#### ENTRIES SHOWN ####
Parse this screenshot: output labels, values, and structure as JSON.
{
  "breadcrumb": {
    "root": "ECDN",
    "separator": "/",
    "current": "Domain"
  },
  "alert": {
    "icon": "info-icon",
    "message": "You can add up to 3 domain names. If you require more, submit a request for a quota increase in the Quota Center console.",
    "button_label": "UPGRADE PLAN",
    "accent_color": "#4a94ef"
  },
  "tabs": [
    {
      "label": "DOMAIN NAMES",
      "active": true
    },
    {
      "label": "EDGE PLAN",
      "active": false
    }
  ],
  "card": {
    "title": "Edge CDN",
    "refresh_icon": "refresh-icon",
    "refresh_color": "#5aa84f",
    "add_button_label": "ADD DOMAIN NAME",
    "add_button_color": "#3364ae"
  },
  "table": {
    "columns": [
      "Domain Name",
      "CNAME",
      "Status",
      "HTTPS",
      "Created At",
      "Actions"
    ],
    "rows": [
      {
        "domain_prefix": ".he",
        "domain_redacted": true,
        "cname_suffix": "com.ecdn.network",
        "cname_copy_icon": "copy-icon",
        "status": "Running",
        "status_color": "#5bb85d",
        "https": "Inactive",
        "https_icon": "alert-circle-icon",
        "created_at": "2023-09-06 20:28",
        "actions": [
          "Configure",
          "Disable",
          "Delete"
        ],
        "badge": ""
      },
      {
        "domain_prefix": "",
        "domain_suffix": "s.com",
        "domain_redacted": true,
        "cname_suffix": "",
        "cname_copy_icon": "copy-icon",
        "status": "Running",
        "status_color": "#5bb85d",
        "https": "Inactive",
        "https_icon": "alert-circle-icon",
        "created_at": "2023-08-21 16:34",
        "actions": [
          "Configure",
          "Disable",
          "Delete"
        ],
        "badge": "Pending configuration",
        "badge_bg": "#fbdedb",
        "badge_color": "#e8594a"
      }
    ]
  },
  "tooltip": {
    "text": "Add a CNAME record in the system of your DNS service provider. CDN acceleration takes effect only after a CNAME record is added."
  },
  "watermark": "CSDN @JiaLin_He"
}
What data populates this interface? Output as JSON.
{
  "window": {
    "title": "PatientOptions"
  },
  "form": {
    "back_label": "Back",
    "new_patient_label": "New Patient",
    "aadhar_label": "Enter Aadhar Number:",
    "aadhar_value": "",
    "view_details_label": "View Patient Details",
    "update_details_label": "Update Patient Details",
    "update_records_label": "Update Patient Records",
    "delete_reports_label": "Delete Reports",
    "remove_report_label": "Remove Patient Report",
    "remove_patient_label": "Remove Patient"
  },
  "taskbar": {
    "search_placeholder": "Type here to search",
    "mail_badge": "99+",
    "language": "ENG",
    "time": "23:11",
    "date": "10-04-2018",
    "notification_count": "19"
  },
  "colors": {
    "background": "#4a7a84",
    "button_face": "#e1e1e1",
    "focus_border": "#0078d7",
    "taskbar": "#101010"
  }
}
####
# WHAT IS BEING ASKED
From the line containing "What data populates" down to the last line, reproduce the records exactly. Include both ends.

# PROBLEM SOLUTION
What data populates this interface? Output as JSON.
{
  "window": {
    "title": "PatientOptions"
  },
  "form": {
    "back_label": "Back",
    "new_patient_label": "New Patient",
    "aadhar_label": "Enter Aadhar Number:",
    "aadhar_value": "",
    "view_details_label": "View Patient Details",
    "update_details_label": "Update Patient Details",
    "update_records_label": "Update Patient Records",
    "delete_reports_label": "Delete Reports",
    "remove_report_label": "Remove Patient Report",
    "remove_patient_label": "Remove Patient"
  },
  "taskbar": {
    "search_placeholder": "Type here to search",
    "mail_badge": "99+",
    "language": "ENG",
    "time": "23:11",
    "date": "10-04-2018",
    "notification_count": "19"
  },
  "colors": {
    "background": "#4a7a84",
    "button_face": "#e1e1e1",
    "focus_border": "#0078d7",
    "taskbar": "#101010"
  }
}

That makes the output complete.